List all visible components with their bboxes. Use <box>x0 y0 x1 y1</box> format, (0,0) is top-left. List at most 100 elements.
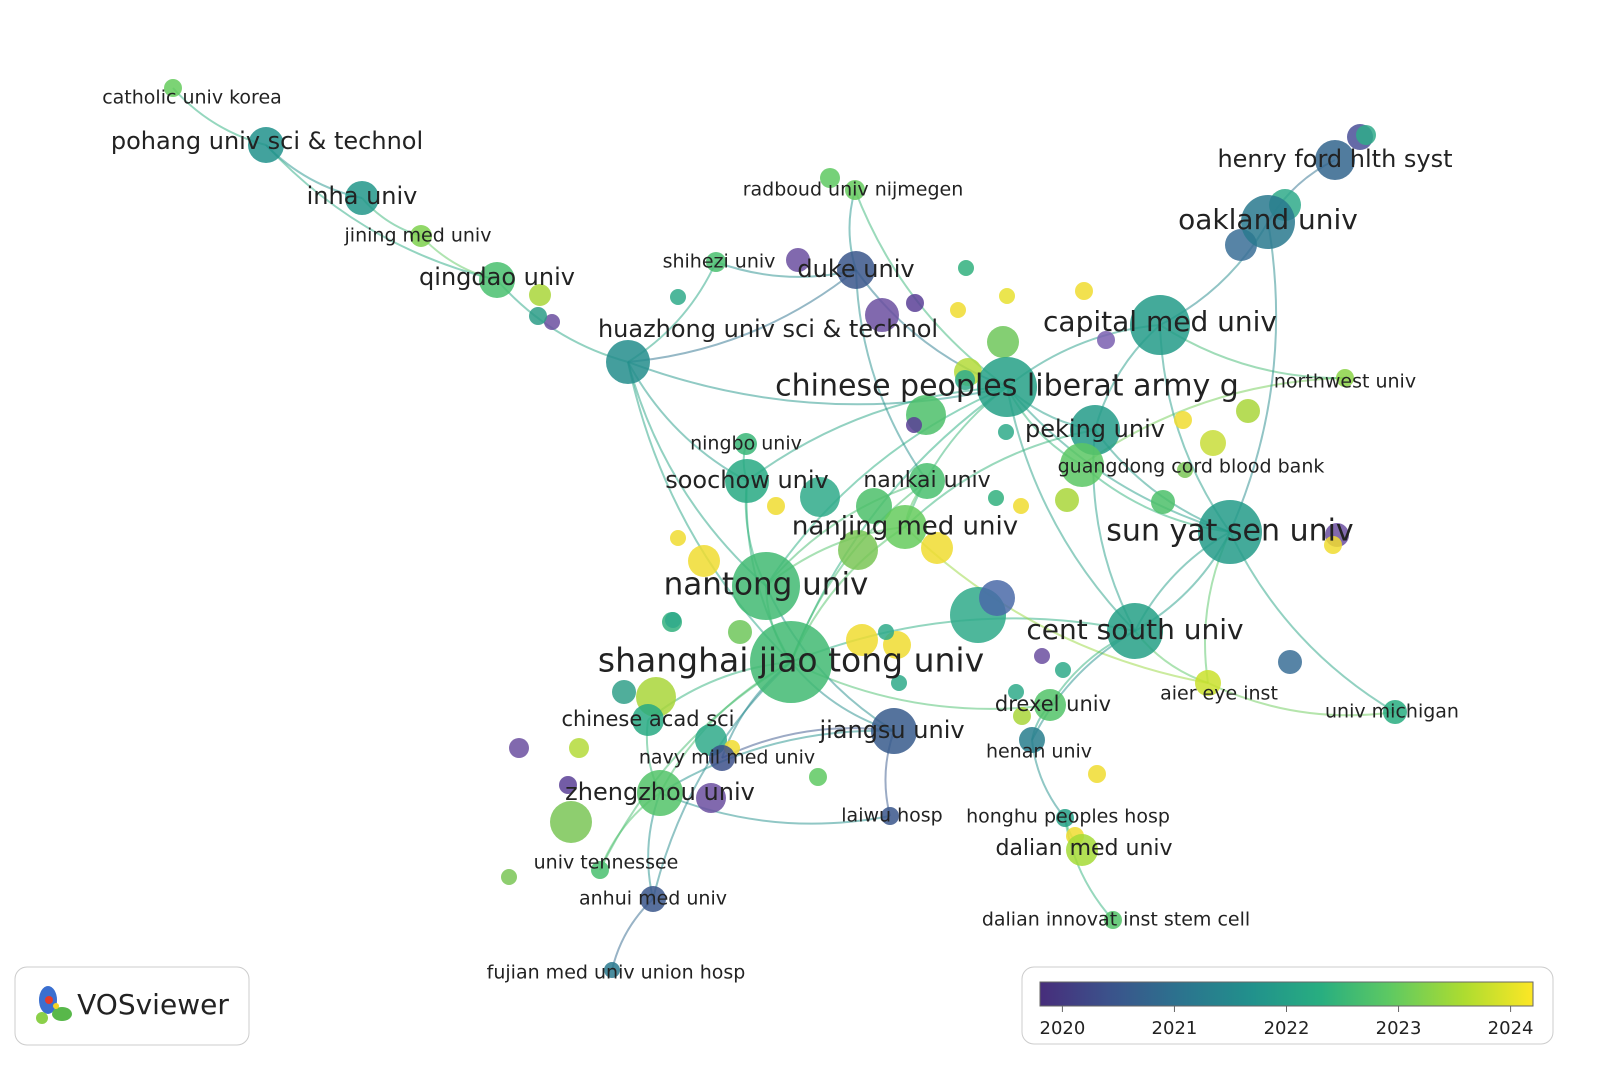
tick-label: 2022 <box>1264 1018 1310 1039</box>
nodes <box>164 79 1407 978</box>
unlabeled-node <box>1075 282 1093 300</box>
unlabeled-node <box>670 289 686 305</box>
node <box>248 127 284 163</box>
logo-text: VOSviewer <box>77 988 229 1021</box>
edge <box>904 429 1096 528</box>
node-label: shanghai jiao tong univ <box>598 641 984 680</box>
tick-label: 2023 <box>1376 1018 1422 1039</box>
node-label: nankai univ <box>863 468 990 493</box>
unlabeled-node <box>838 530 878 570</box>
node-label: catholic univ korea <box>102 87 282 109</box>
unlabeled-node <box>891 675 907 691</box>
node <box>1198 500 1262 564</box>
unlabeled-node <box>688 545 720 577</box>
unlabeled-node <box>529 284 551 306</box>
node <box>977 357 1037 417</box>
edge <box>1064 817 1114 921</box>
edge <box>627 361 748 482</box>
unlabeled-node <box>950 302 966 318</box>
node <box>1034 689 1066 721</box>
unlabeled-node <box>1013 498 1029 514</box>
node <box>591 861 609 879</box>
node <box>640 886 666 912</box>
logo-box <box>14 966 250 1046</box>
edge <box>627 361 792 663</box>
node-label: capital med univ <box>1043 305 1277 338</box>
unlabeled-node <box>1200 430 1226 456</box>
node-label: chinese peoples liberat army g <box>775 369 1239 404</box>
edge <box>1207 682 1396 717</box>
unlabeled-node <box>1278 650 1302 674</box>
node-label: guangdong cord blood bank <box>1058 456 1325 478</box>
node <box>1107 603 1163 659</box>
node <box>479 262 515 298</box>
edge <box>1006 386 1231 533</box>
edge <box>627 269 857 363</box>
unlabeled-node <box>1055 662 1071 678</box>
node <box>637 770 683 816</box>
unlabeled-node <box>1174 411 1192 429</box>
node <box>1070 405 1120 455</box>
node-label: duke univ <box>797 255 914 283</box>
edge <box>855 269 928 482</box>
node-label: chinese acad sci <box>561 707 734 731</box>
unlabeled-node <box>958 260 974 276</box>
unlabeled-node <box>988 490 1004 506</box>
node-label: navy mil med univ <box>639 747 815 769</box>
node-label: ningbo univ <box>690 433 802 455</box>
node-label: sun yat sen univ <box>1106 514 1353 549</box>
node-label: drexel univ <box>995 692 1111 716</box>
unlabeled-node <box>1088 765 1106 783</box>
edge <box>746 386 1008 482</box>
unlabeled-node <box>728 620 752 644</box>
node <box>164 79 182 97</box>
node-label: northwest univ <box>1274 371 1416 393</box>
node <box>706 252 726 272</box>
node-label: univ tennessee <box>534 852 679 874</box>
unlabeled-node <box>955 370 975 390</box>
unlabeled-node <box>878 624 894 640</box>
node <box>732 552 800 620</box>
node-label: nantong univ <box>664 567 869 603</box>
unlabeled-node <box>569 738 589 758</box>
unlabeled-node <box>1013 707 1031 725</box>
unlabeled-node <box>906 294 924 312</box>
node <box>1056 809 1074 827</box>
unlabeled-node <box>1356 125 1376 145</box>
unlabeled-node <box>999 288 1015 304</box>
labels: catholic univ korea pohang univ sci & tec… <box>102 87 1459 984</box>
tick-label: 2020 <box>1040 1018 1086 1039</box>
tick-label: 2021 <box>1152 1018 1198 1039</box>
unlabeled-node <box>509 738 529 758</box>
unlabeled-node <box>1034 648 1050 664</box>
node <box>410 225 432 247</box>
unlabeled-node <box>1008 684 1024 700</box>
edge <box>1229 221 1278 533</box>
edge <box>765 386 1008 587</box>
node <box>1060 443 1104 487</box>
node-label: peking univ <box>1025 415 1165 443</box>
edge <box>627 361 767 587</box>
node-label: cent south univ <box>1026 613 1243 646</box>
node-label: univ michigan <box>1325 701 1459 723</box>
node <box>735 433 757 455</box>
node <box>1104 911 1122 929</box>
unlabeled-node <box>665 612 681 628</box>
node <box>1383 700 1407 724</box>
node-label: laiwu hosp <box>841 805 942 827</box>
node <box>606 340 650 384</box>
edge <box>1006 386 1136 632</box>
unlabeled-node <box>786 248 810 272</box>
unlabeled-node <box>979 580 1015 616</box>
node-label: qingdao univ <box>419 263 575 291</box>
node-label: aier eye inst <box>1160 683 1278 705</box>
node <box>345 181 379 215</box>
color-bar <box>1039 981 1534 1007</box>
unlabeled-node <box>696 783 726 813</box>
unlabeled-node <box>559 776 577 794</box>
unlabeled-node <box>670 530 686 546</box>
edge <box>659 792 891 825</box>
node-label: dalian med univ <box>995 836 1172 861</box>
unlabeled-node <box>544 314 560 330</box>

• • • •

• **Your goal**: Convert each line of the material above into a JSON list of strings, one string per line, omitting blank lines and leaving out the pictures.

• **Worked answer**:
[
  "List all visible components with their bboxes. Use <box>x0 y0 x1 y1</box> format, (0,0) is top-left. List at most 100 elements.",
  "tick-label: 2022 <box>1264 1018 1310 1039</box>",
  "nodes <box>164 79 1407 978</box>",
  "unlabeled-node <box>1075 282 1093 300</box>",
  "unlabeled-node <box>670 289 686 305</box>",
  "node <box>248 127 284 163</box>",
  "logo-text: VOSviewer <box>77 988 229 1021</box>",
  "edge <box>904 429 1096 528</box>",
  "node-label: shanghai jiao tong univ <box>598 641 984 680</box>",
  "tick-label: 2023 <box>1376 1018 1422 1039</box>",
  "node-label: nankai univ <box>863 468 990 493</box>",
  "unlabeled-node <box>838 530 878 570</box>",
  "node-label: catholic univ korea <box>102 87 282 109</box>",
  "unlabeled-node <box>891 675 907 691</box>",
  "node <box>1198 500 1262 564</box>",
  "unlabeled-node <box>688 545 720 577</box>",
  "unlabeled-node <box>529 284 551 306</box>",
  "node <box>977 357 1037 417</box>",
  "edge <box>1064 817 1114 921</box>",
  "edge <box>627 361 748 482</box>",
  "unlabeled-node <box>950 302 966 318</box>",
  "node <box>1034 689 1066 721</box>",
  "unlabeled-node <box>1013 498 1029 514</box>",
  "node <box>591 861 609 879</box>",
  "node <box>640 886 666 912</box>",
  "logo-box <box>14 966 250 1046</box>",
  "edge <box>627 361 792 663</box>",
  "node-label: capital med univ <box>1043 305 1277 338</box>",
  "unlabeled-node <box>1200 430 1226 456</box>",
  "node-label: chinese peoples liberat army g <box>775 369 1239 404</box>",
  "edge <box>1207 682 1396 717</box>",
  "unlabeled-node <box>1278 650 1302 674</box>",
  "node-label: guangdong cord blood bank <box>1058 456 1325 478</box>",
  "node <box>1107 603 1163 659</box>",
  "node <box>479 262 515 298</box>",
  "edge <box>1006 386 1231 533</box>",
  "edge <box>627 269 857 363</box>",
  "unlabeled-node <box>1055 662 1071 678</box>",
  "node <box>637 770 683 816</box>",
  "unlabeled-node <box>1174 411 1192 429</box>",
  "node <box>1070 405 1120 455</box>",
  "node-label: duke univ <box>797 255 914 283</box>",
  "edge <box>855 269 928 482</box>",
  "node-label: chinese acad sci <box>561 707 734 731</box>",
  "unlabeled-node <box>958 260 974 276</box>",
  "unlabeled-node <box>988 490 1004 506</box>",
  "node-label: navy mil med univ <box>639 747 815 769</box>",
  "node-label: ningbo univ <box>690 433 802 455</box>",
  "node-label: sun yat sen univ <box>1106 514 1353 549</box>",
  "node-label: drexel univ <box>995 692 1111 716</box>",
  "unlabeled-node <box>1088 765 1106 783</box>",
  "edge <box>746 386 1008 482</box>",
  "unlabeled-node <box>728 620 752 644</box>",
  "node <box>164 79 182 97</box>",
  "node-label: northwest univ <box>1274 371 1416 393</box>",
  "node <box>706 252 726 272</box>",
  "node-label: univ tennessee <box>534 852 679 874</box>",
  "unlabeled-node <box>955 370 975 390</box>",
  "unlabeled-node <box>878 624 894 640</box>",
  "node <box>732 552 800 620</box>",
  "node-label: nantong univ <box>664 567 869 603</box>",
  "unlabeled-node <box>569 738 589 758</box>",
  "unlabeled-node <box>1013 707 1031 725</box>",
  "unlabeled-node <box>906 294 924 312</box>",
  "node <box>1056 809 1074 827</box>",
  "unlabeled-node <box>1356 125 1376 145</box>",
  "unlabeled-node <box>999 288 1015 304</box>",
  "labels: catholic univ korea pohang univ sci & tec… <box>102 87 1459 984</box>",
  "tick-label: 2020 <box>1040 1018 1086 1039</box>",
  "tick-label: 2021 <box>1152 1018 1198 1039</box>",
  "unlabeled-node <box>509 738 529 758</box>",
  "unlabeled-node <box>1034 648 1050 664</box>",
  "node <box>410 225 432 247</box>",
  "unlabeled-node <box>1008 684 1024 700</box>",
  "edge <box>1229 221 1278 533</box>",
  "edge <box>765 386 1008 587</box>",
  "node <box>1060 443 1104 487</box>",
  "node-label: peking univ <box>1025 415 1165 443</box>",
  "edge <box>627 361 767 587</box>",
  "node-label: cent south univ <box>1026 613 1243 646</box>",
  "node-label: univ michigan <box>1325 701 1459 723</box>",
  "node <box>735 433 757 455</box>",
  "node <box>1104 911 1122 929</box>",
  "unlabeled-node <box>665 612 681 628</box>",
  "node <box>1383 700 1407 724</box>",
  "node-label: laiwu hosp <box>841 805 942 827</box>",
  "node <box>606 340 650 384</box>",
  "edge <box>1006 386 1136 632</box>",
  "unlabeled-node <box>786 248 810 272</box>",
  "unlabeled-node <box>979 580 1015 616</box>",
  "node-label: qingdao univ <box>419 263 575 291</box>",
  "node-label: aier eye inst <box>1160 683 1278 705</box>",
  "node <box>345 181 379 215</box>",
  "color-bar <box>1039 981 1534 1007</box>",
  "unlabeled-node <box>696 783 726 813</box>",
  "unlabeled-node <box>559 776 577 794</box>",
  "unlabeled-node <box>670 530 686 546</box>",
  "edge <box>659 792 891 825</box>",
  "node-label: dalian med univ <box>995 836 1172 861</box>",
  "unlabeled-node <box>544 314 560 330</box>"
]